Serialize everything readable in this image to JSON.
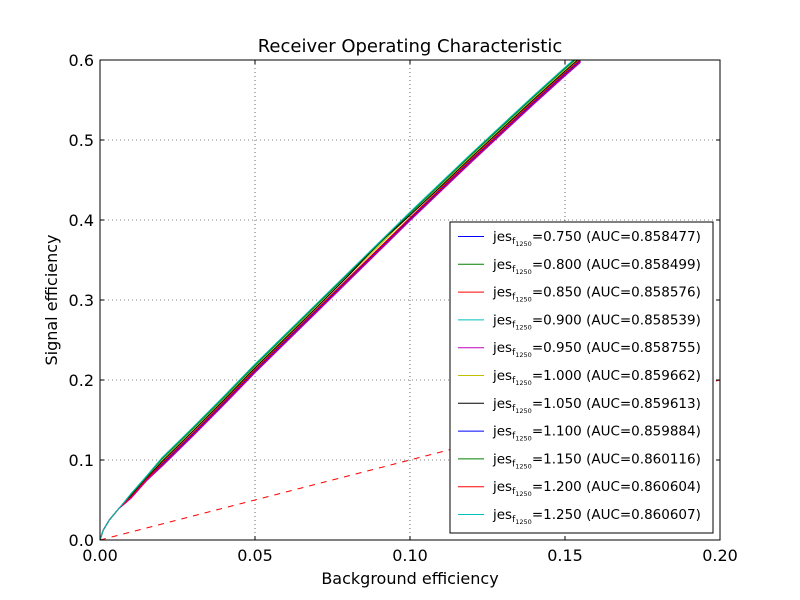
{
  "chart_data": {
    "type": "line",
    "title": "Receiver Operating Characteristic",
    "xlabel": "Background efficiency",
    "ylabel": "Signal efficiency",
    "xlim": [
      0,
      0.2
    ],
    "ylim": [
      0,
      0.6
    ],
    "xticks": [
      0,
      0.05,
      0.1,
      0.15,
      0.2
    ],
    "xtick_labels": [
      "0.00",
      "0.05",
      "0.10",
      "0.15",
      "0.20"
    ],
    "yticks": [
      0,
      0.1,
      0.2,
      0.3,
      0.4,
      0.5,
      0.6
    ],
    "ytick_labels": [
      "0.0",
      "0.1",
      "0.2",
      "0.3",
      "0.4",
      "0.5",
      "0.6"
    ],
    "grid": true,
    "legend_position": "lower-right",
    "reference_line": {
      "x": [
        0,
        0.2
      ],
      "y": [
        0,
        0.2
      ],
      "color": "#ff0000",
      "style": "dashed"
    },
    "x": [
      0,
      0.001,
      0.003,
      0.006,
      0.01,
      0.015,
      0.02,
      0.03,
      0.04,
      0.05,
      0.06,
      0.07,
      0.08,
      0.09,
      0.1,
      0.11,
      0.12,
      0.13,
      0.14,
      0.15,
      0.155
    ],
    "series": [
      {
        "label": {
          "base": "jes",
          "sub": "f",
          "subsub": "1250",
          "suffix": "=0.750 (AUC=0.858477)"
        },
        "color": "#0000ff",
        "values": [
          0,
          0.012,
          0.025,
          0.039,
          0.053,
          0.074,
          0.093,
          0.131,
          0.17,
          0.21,
          0.248,
          0.286,
          0.324,
          0.362,
          0.4,
          0.437,
          0.474,
          0.51,
          0.546,
          0.581,
          0.598
        ]
      },
      {
        "label": {
          "base": "jes",
          "sub": "f",
          "subsub": "1250",
          "suffix": "=0.800 (AUC=0.858499)"
        },
        "color": "#008000",
        "values": [
          0,
          0.012,
          0.025,
          0.039,
          0.056,
          0.079,
          0.101,
          0.139,
          0.178,
          0.218,
          0.256,
          0.294,
          0.332,
          0.37,
          0.408,
          0.445,
          0.482,
          0.518,
          0.554,
          0.589,
          0.606
        ]
      },
      {
        "label": {
          "base": "jes",
          "sub": "f",
          "subsub": "1250",
          "suffix": "=0.850 (AUC=0.858576)"
        },
        "color": "#ff0000",
        "values": [
          0,
          0.012,
          0.025,
          0.039,
          0.053,
          0.075,
          0.094,
          0.132,
          0.171,
          0.211,
          0.249,
          0.287,
          0.325,
          0.363,
          0.401,
          0.438,
          0.475,
          0.511,
          0.547,
          0.582,
          0.599
        ]
      },
      {
        "label": {
          "base": "jes",
          "sub": "f",
          "subsub": "1250",
          "suffix": "=0.900 (AUC=0.858539)"
        },
        "color": "#00bfbf",
        "values": [
          0,
          0.012,
          0.025,
          0.039,
          0.057,
          0.079,
          0.102,
          0.14,
          0.179,
          0.219,
          0.257,
          0.295,
          0.333,
          0.371,
          0.409,
          0.446,
          0.483,
          0.519,
          0.555,
          0.59,
          0.607
        ]
      },
      {
        "label": {
          "base": "jes",
          "sub": "f",
          "subsub": "1250",
          "suffix": "=0.950 (AUC=0.858755)"
        },
        "color": "#bf00bf",
        "values": [
          0,
          0.012,
          0.025,
          0.039,
          0.052,
          0.074,
          0.092,
          0.13,
          0.169,
          0.209,
          0.247,
          0.285,
          0.323,
          0.361,
          0.399,
          0.436,
          0.473,
          0.509,
          0.545,
          0.58,
          0.597
        ]
      },
      {
        "label": {
          "base": "jes",
          "sub": "f",
          "subsub": "1250",
          "suffix": "=1.000 (AUC=0.859662)"
        },
        "color": "#bfbf00",
        "values": [
          0,
          0.012,
          0.025,
          0.039,
          0.055,
          0.077,
          0.099,
          0.137,
          0.176,
          0.216,
          0.254,
          0.292,
          0.33,
          0.368,
          0.406,
          0.443,
          0.48,
          0.516,
          0.552,
          0.587,
          0.604
        ]
      },
      {
        "label": {
          "base": "jes",
          "sub": "f",
          "subsub": "1250",
          "suffix": "=1.050 (AUC=0.859613)"
        },
        "color": "#000000",
        "values": [
          0,
          0.012,
          0.025,
          0.039,
          0.055,
          0.077,
          0.098,
          0.136,
          0.175,
          0.215,
          0.253,
          0.291,
          0.33,
          0.371,
          0.406,
          0.442,
          0.479,
          0.515,
          0.551,
          0.586,
          0.603
        ]
      },
      {
        "label": {
          "base": "jes",
          "sub": "f",
          "subsub": "1250",
          "suffix": "=1.100 (AUC=0.859884)"
        },
        "color": "#0000ff",
        "values": [
          0,
          0.012,
          0.025,
          0.039,
          0.054,
          0.076,
          0.095,
          0.133,
          0.172,
          0.212,
          0.25,
          0.288,
          0.326,
          0.364,
          0.402,
          0.439,
          0.476,
          0.512,
          0.548,
          0.583,
          0.6
        ]
      },
      {
        "label": {
          "base": "jes",
          "sub": "f",
          "subsub": "1250",
          "suffix": "=1.150 (AUC=0.860116)"
        },
        "color": "#008000",
        "values": [
          0,
          0.012,
          0.025,
          0.039,
          0.057,
          0.079,
          0.102,
          0.14,
          0.179,
          0.219,
          0.257,
          0.295,
          0.333,
          0.371,
          0.409,
          0.446,
          0.483,
          0.519,
          0.555,
          0.59,
          0.607
        ]
      },
      {
        "label": {
          "base": "jes",
          "sub": "f",
          "subsub": "1250",
          "suffix": "=1.200 (AUC=0.860604)"
        },
        "color": "#ff0000",
        "values": [
          0,
          0.012,
          0.025,
          0.039,
          0.054,
          0.076,
          0.096,
          0.134,
          0.173,
          0.213,
          0.251,
          0.289,
          0.327,
          0.365,
          0.403,
          0.44,
          0.477,
          0.513,
          0.549,
          0.584,
          0.601
        ]
      },
      {
        "label": {
          "base": "jes",
          "sub": "f",
          "subsub": "1250",
          "suffix": "=1.250 (AUC=0.860607)"
        },
        "color": "#00bfbf",
        "values": [
          0,
          0.012,
          0.025,
          0.039,
          0.058,
          0.08,
          0.103,
          0.141,
          0.18,
          0.22,
          0.258,
          0.296,
          0.334,
          0.372,
          0.41,
          0.447,
          0.484,
          0.52,
          0.556,
          0.591,
          0.608
        ]
      }
    ]
  }
}
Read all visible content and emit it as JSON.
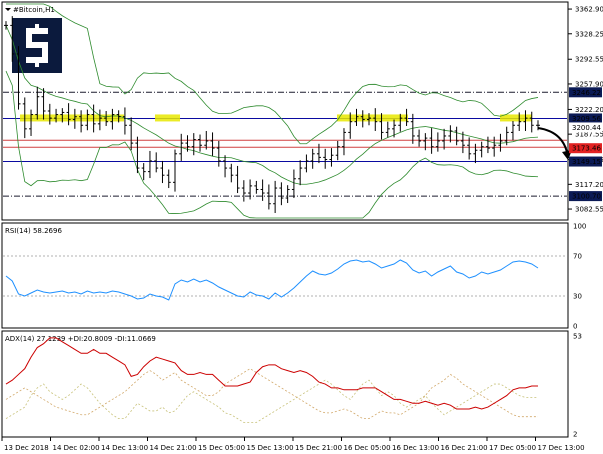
{
  "window": {
    "symbol_title": "#Bitcoin,H1",
    "menu_arrow_icon": "triangle-down-icon",
    "logo_icon": "dollar-s-icon"
  },
  "colors": {
    "candle": "#000000",
    "bb_band": "#2e8b2e",
    "rsi_line": "#1e90ff",
    "adx_main": "#cc0000",
    "plus_di": "#c8c27a",
    "minus_di": "#d2a96b",
    "sr_line": "#0a0aa0",
    "highlight": "#e8e800",
    "red_label": "#e32222",
    "navy_label": "#0b1a55"
  },
  "price_panel": {
    "axis_labels": [
      "3362.90",
      "3328.25",
      "3292.55",
      "3257.90",
      "3222.20",
      "3187.55",
      "3151.85",
      "3117.20",
      "3082.55"
    ],
    "level_tags": [
      {
        "text": "3246.22",
        "style": "navy"
      },
      {
        "text": "3209.56",
        "style": "navy"
      },
      {
        "text": "3200.44",
        "style": "plain"
      },
      {
        "text": "3173.46",
        "style": "red"
      },
      {
        "text": "3149.15",
        "style": "navy"
      },
      {
        "text": "3100.70",
        "style": "navy"
      }
    ]
  },
  "rsi_panel": {
    "label": "RSI(14) 58.2696",
    "axis_labels": [
      "100",
      "70",
      "30",
      "0"
    ]
  },
  "adx_panel": {
    "label": "ADX(14) 27.1239 +DI:20.8009 -DI:11.0669",
    "axis_labels": [
      "53",
      "2"
    ]
  },
  "time_axis": [
    "13 Dec 2018",
    "14 Dec 02:00",
    "14 Dec 13:00",
    "14 Dec 21:00",
    "15 Dec 05:00",
    "15 Dec 13:00",
    "15 Dec 21:00",
    "16 Dec 05:00",
    "16 Dec 13:00",
    "16 Dec 21:00",
    "17 Dec 05:00",
    "17 Dec 13:00"
  ],
  "chart_data": {
    "type": "candlestick",
    "symbol": "#Bitcoin,H1",
    "ylim": [
      3070,
      3370
    ],
    "levels": {
      "resistance_high": 3246.22,
      "resistance": 3209.56,
      "current": 3200.44,
      "mid": 3173.46,
      "support": 3149.15,
      "support_low": 3100.7
    },
    "close": [
      3340,
      3300,
      3230,
      3195,
      3215,
      3240,
      3220,
      3210,
      3215,
      3218,
      3208,
      3212,
      3200,
      3215,
      3202,
      3210,
      3205,
      3215,
      3212,
      3200,
      3175,
      3140,
      3135,
      3150,
      3140,
      3130,
      3120,
      3160,
      3175,
      3170,
      3180,
      3172,
      3178,
      3168,
      3150,
      3140,
      3130,
      3112,
      3105,
      3115,
      3110,
      3105,
      3090,
      3112,
      3098,
      3110,
      3125,
      3140,
      3150,
      3160,
      3155,
      3152,
      3158,
      3170,
      3190,
      3205,
      3212,
      3208,
      3210,
      3205,
      3190,
      3195,
      3200,
      3210,
      3205,
      3185,
      3178,
      3182,
      3170,
      3178,
      3185,
      3192,
      3178,
      3172,
      3160,
      3165,
      3170,
      3168,
      3172,
      3178,
      3190,
      3200,
      3205,
      3210,
      3200,
      3200
    ],
    "rsi": [
      50,
      45,
      32,
      30,
      33,
      36,
      34,
      33,
      34,
      35,
      33,
      34,
      32,
      35,
      33,
      34,
      33,
      35,
      34,
      32,
      30,
      27,
      28,
      32,
      30,
      29,
      26,
      42,
      46,
      44,
      47,
      44,
      46,
      43,
      39,
      36,
      33,
      30,
      29,
      34,
      31,
      30,
      27,
      33,
      29,
      33,
      38,
      44,
      50,
      55,
      52,
      51,
      53,
      57,
      62,
      65,
      66,
      64,
      65,
      62,
      58,
      60,
      62,
      66,
      63,
      56,
      53,
      55,
      50,
      54,
      57,
      60,
      54,
      52,
      48,
      50,
      54,
      52,
      54,
      56,
      60,
      64,
      65,
      64,
      62,
      58
    ],
    "adx": [
      28,
      30,
      33,
      36,
      42,
      47,
      49,
      52,
      52,
      50,
      48,
      46,
      44,
      44,
      46,
      44,
      44,
      42,
      40,
      38,
      32,
      33,
      37,
      40,
      42,
      41,
      40,
      39,
      35,
      33,
      33,
      34,
      33,
      33,
      30,
      27,
      27,
      27,
      28,
      29,
      34,
      37,
      38,
      38,
      36,
      35,
      34,
      35,
      34,
      32,
      29,
      28,
      26,
      26,
      25,
      25,
      25,
      26,
      26,
      26,
      24,
      22,
      20,
      20,
      19,
      18,
      18,
      19,
      18,
      17,
      18,
      17,
      15,
      15,
      15,
      16,
      15,
      16,
      18,
      20,
      22,
      25,
      26,
      26,
      27,
      27
    ],
    "plus_di": [
      10,
      12,
      14,
      16,
      22,
      26,
      28,
      24,
      22,
      20,
      22,
      25,
      28,
      26,
      22,
      18,
      15,
      12,
      10,
      10,
      14,
      18,
      16,
      14,
      14,
      16,
      13,
      14,
      18,
      22,
      24,
      22,
      20,
      18,
      16,
      13,
      12,
      10,
      8,
      8,
      8,
      10,
      12,
      14,
      16,
      18,
      20,
      22,
      24,
      26,
      28,
      30,
      28,
      25,
      22,
      20,
      24,
      28,
      30,
      26,
      22,
      24,
      22,
      18,
      16,
      18,
      20,
      22,
      18,
      15,
      12,
      14,
      16,
      18,
      20,
      22,
      24,
      26,
      28,
      28,
      26,
      24,
      22,
      21,
      21,
      21
    ],
    "minus_di": [
      20,
      22,
      24,
      26,
      24,
      22,
      20,
      18,
      16,
      15,
      14,
      13,
      12,
      12,
      14,
      16,
      18,
      20,
      22,
      24,
      27,
      30,
      33,
      35,
      33,
      30,
      32,
      34,
      30,
      28,
      26,
      24,
      22,
      22,
      24,
      28,
      30,
      32,
      34,
      36,
      34,
      32,
      30,
      28,
      26,
      24,
      22,
      20,
      18,
      16,
      14,
      13,
      13,
      14,
      15,
      14,
      12,
      10,
      10,
      12,
      14,
      13,
      13,
      12,
      14,
      16,
      18,
      22,
      26,
      28,
      30,
      33,
      31,
      28,
      26,
      24,
      22,
      20,
      18,
      16,
      14,
      12,
      11,
      11,
      11,
      11
    ]
  }
}
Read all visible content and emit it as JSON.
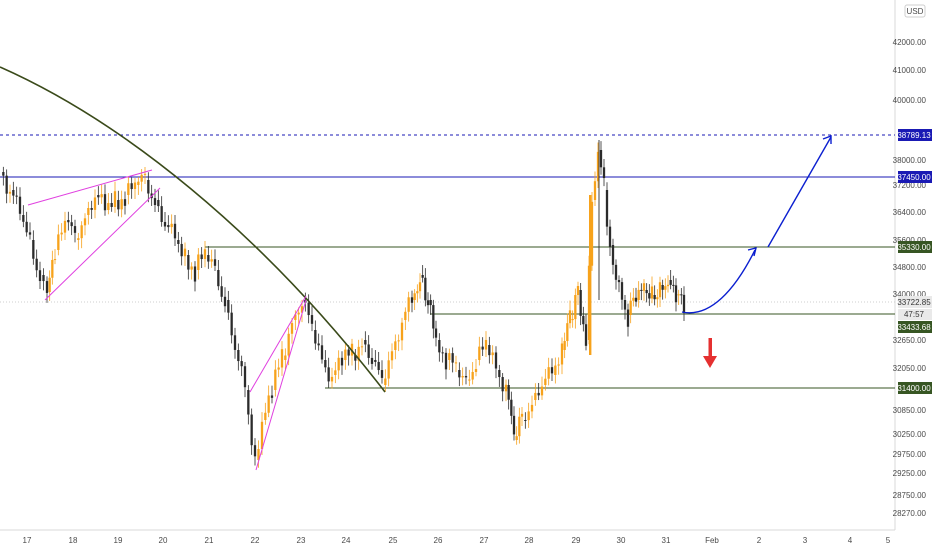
{
  "chart_data": {
    "type": "candlestick",
    "currency_badge": "USD",
    "y_ticks": [
      42000,
      41000,
      40000,
      38000,
      37200,
      36400,
      35600,
      34800,
      34000,
      32650,
      32050,
      30850,
      30250,
      29750,
      29250,
      28750,
      28270
    ],
    "x_ticks": [
      "17",
      "18",
      "19",
      "20",
      "21",
      "22",
      "23",
      "24",
      "25",
      "26",
      "27",
      "28",
      "29",
      "30",
      "31",
      "Feb",
      "2",
      "3",
      "4",
      "5"
    ],
    "price_labels": [
      {
        "text": "38789.13",
        "kind": "dashed-resistance",
        "color": "#1a1ab4"
      },
      {
        "text": "37450.00",
        "kind": "level",
        "color": "#1a1ab4"
      },
      {
        "text": "35330.00",
        "kind": "level",
        "color": "#375623"
      },
      {
        "text": "33722.85",
        "kind": "last",
        "color": "#ffffff"
      },
      {
        "text": "47:57",
        "kind": "countdown",
        "color": "#ffffff"
      },
      {
        "text": "33433.68",
        "kind": "level",
        "color": "#375623"
      },
      {
        "text": "31400.00",
        "kind": "level",
        "color": "#375623"
      }
    ],
    "candle_color_up": "#f7a21b",
    "candle_color_down": "#2b2b2b",
    "curve_color": "#3a4a1a",
    "wedge_color": "#e040e0",
    "projection_color": "#0b1fd0",
    "arrow_color": "#e53030",
    "grid": false
  }
}
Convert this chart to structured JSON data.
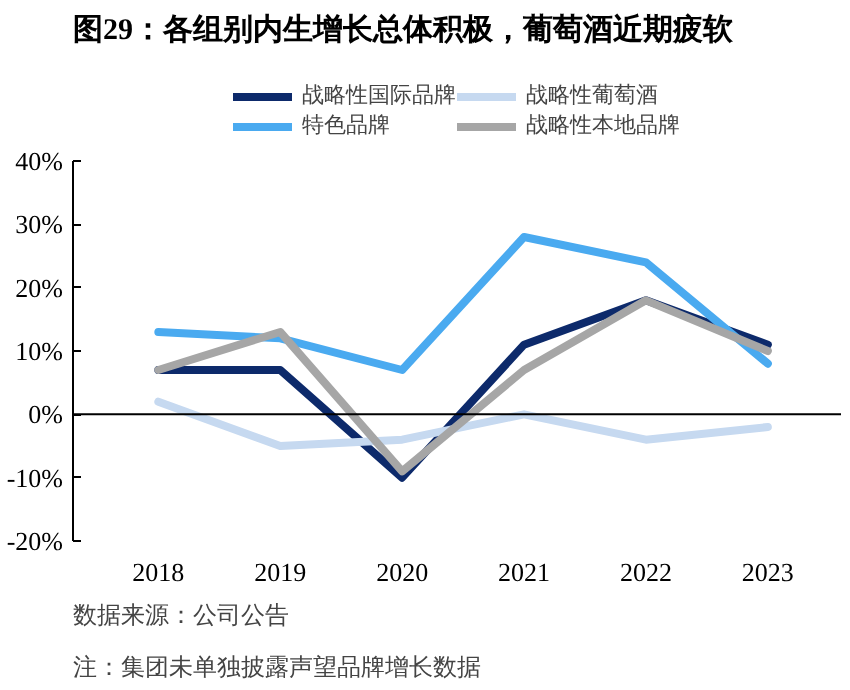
{
  "chart_data": {
    "type": "line",
    "title": "图29：各组别内生增长总体积极，葡萄酒近期疲软",
    "categories": [
      "2018",
      "2019",
      "2020",
      "2021",
      "2022",
      "2023"
    ],
    "series": [
      {
        "name": "战略性国际品牌",
        "color": "#0d2a6b",
        "values": [
          7,
          7,
          -10,
          11,
          18,
          11
        ]
      },
      {
        "name": "特色品牌",
        "color": "#4aaaf0",
        "values": [
          13,
          12,
          7,
          28,
          24,
          8
        ]
      },
      {
        "name": "战略性葡萄酒",
        "color": "#c6d9f0",
        "values": [
          2,
          -5,
          -4,
          0,
          -4,
          -2
        ]
      },
      {
        "name": "战略性本地品牌",
        "color": "#a6a6a6",
        "values": [
          7,
          13,
          -9,
          7,
          18,
          10
        ]
      }
    ],
    "ylim": [
      -20,
      40
    ],
    "yticks": [
      {
        "value": -20,
        "label": "-20%"
      },
      {
        "value": -10,
        "label": "-10%"
      },
      {
        "value": 0,
        "label": "0%"
      },
      {
        "value": 10,
        "label": "10%"
      },
      {
        "value": 20,
        "label": "20%"
      },
      {
        "value": 30,
        "label": "30%"
      },
      {
        "value": 40,
        "label": "40%"
      }
    ],
    "ref_lines": [
      {
        "axis": "y",
        "value": 0,
        "color": "#000000"
      }
    ],
    "grid": false,
    "legend": "top",
    "marker": "none",
    "line_style": "solid",
    "annotations": [
      "数据来源：公司公告",
      "注：集团未单独披露声望品牌增长数据"
    ]
  }
}
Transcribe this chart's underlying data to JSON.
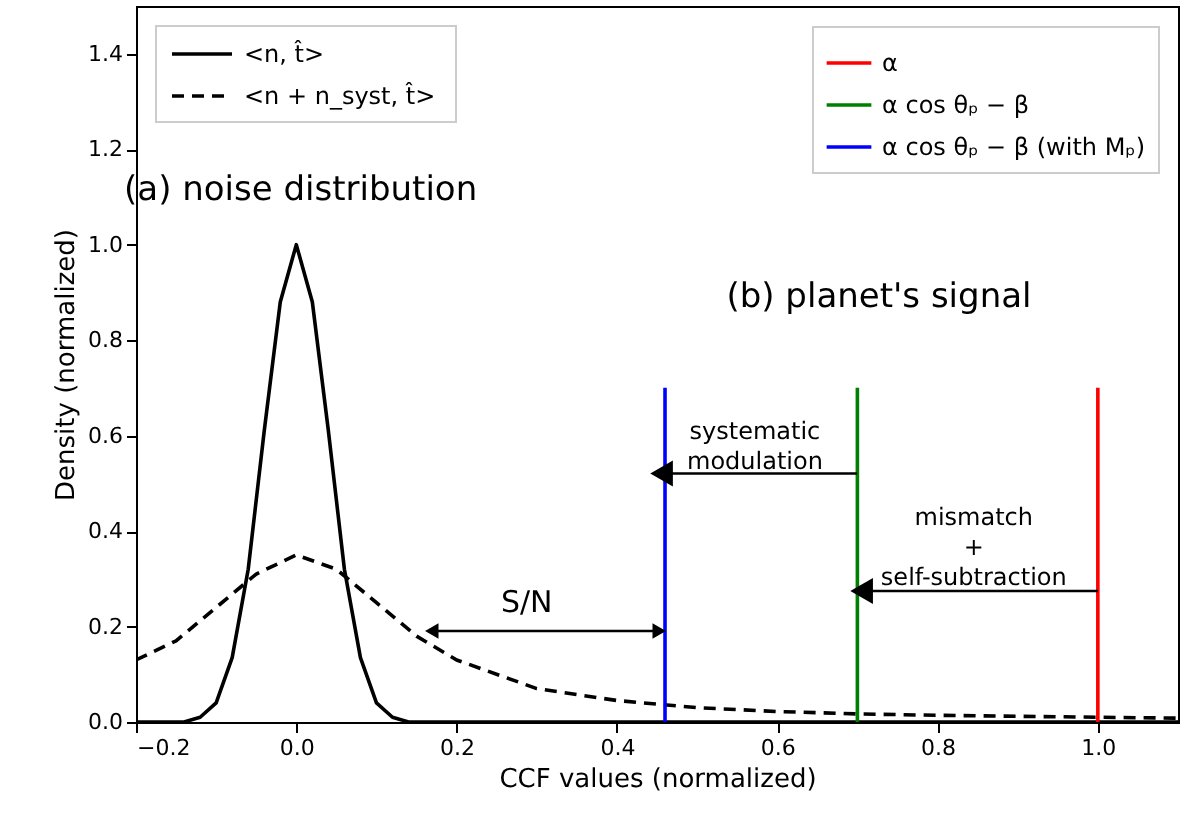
{
  "chart_data": {
    "type": "line",
    "xlabel": "CCF values (normalized)",
    "ylabel": "Density (normalized)",
    "xlim": [
      -0.2,
      1.1
    ],
    "ylim": [
      0,
      1.5
    ],
    "xticks": [
      {
        "value": -0.2,
        "label": "−0.2"
      },
      {
        "value": 0,
        "label": "0.0"
      },
      {
        "value": 0.2,
        "label": "0.2"
      },
      {
        "value": 0.4,
        "label": "0.4"
      },
      {
        "value": 0.6,
        "label": "0.6"
      },
      {
        "value": 0.8,
        "label": "0.8"
      },
      {
        "value": 1,
        "label": "1.0"
      }
    ],
    "yticks": [
      {
        "value": 0,
        "label": "0.0"
      },
      {
        "value": 0.2,
        "label": "0.2"
      },
      {
        "value": 0.4,
        "label": "0.4"
      },
      {
        "value": 0.6,
        "label": "0.6"
      },
      {
        "value": 0.8,
        "label": "0.8"
      },
      {
        "value": 1,
        "label": "1.0"
      },
      {
        "value": 1.2,
        "label": "1.2"
      },
      {
        "value": 1.4,
        "label": "1.4"
      }
    ],
    "grid": false,
    "legend": "top",
    "series": [
      {
        "name": "<n, t̂>",
        "color": "#000000",
        "line_style": "solid",
        "x": [
          -0.2,
          -0.14,
          -0.12,
          -0.1,
          -0.08,
          -0.06,
          -0.04,
          -0.02,
          0.0,
          0.02,
          0.04,
          0.06,
          0.08,
          0.1,
          0.12,
          0.14,
          0.2,
          1.1
        ],
        "values": [
          0.0,
          0.0,
          0.01,
          0.04,
          0.135,
          0.32,
          0.61,
          0.88,
          1.0,
          0.88,
          0.61,
          0.32,
          0.135,
          0.04,
          0.01,
          0.0,
          0.0,
          0.0
        ]
      },
      {
        "name": "<n + n_syst, t̂>",
        "color": "#000000",
        "line_style": "dashed",
        "x": [
          -0.2,
          -0.15,
          -0.1,
          -0.05,
          0.0,
          0.05,
          0.1,
          0.15,
          0.2,
          0.3,
          0.4,
          0.5,
          0.6,
          0.7,
          0.8,
          0.9,
          1.0,
          1.1
        ],
        "values": [
          0.13,
          0.17,
          0.24,
          0.31,
          0.35,
          0.32,
          0.25,
          0.18,
          0.13,
          0.07,
          0.045,
          0.03,
          0.022,
          0.017,
          0.014,
          0.012,
          0.01,
          0.008
        ]
      },
      {
        "name": "α",
        "color": "#ff0000",
        "x": [
          1.0,
          1.0
        ],
        "values": [
          0.0,
          0.7
        ]
      },
      {
        "name": "α cos θₚ − β",
        "color": "#008000",
        "x": [
          0.7,
          0.7
        ],
        "values": [
          0.0,
          0.7
        ]
      },
      {
        "name": "α cos θₚ − β (with Mₚ)",
        "color": "#0000ff",
        "x": [
          0.46,
          0.46
        ],
        "values": [
          0.0,
          0.7
        ]
      }
    ],
    "annotations": [
      "(a) noise distribution",
      "(b) planet's signal",
      "S/N",
      "systematic\nmodulation",
      "mismatch\n+\nself-subtraction"
    ]
  }
}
************
• _Your task_: Check each line of the entries for the string "normalized". Copy the lines that have it.

• _Solution to the exercise_:
    "xlabel": "CCF values (normalized)",
    "ylabel": "Density (normalized)",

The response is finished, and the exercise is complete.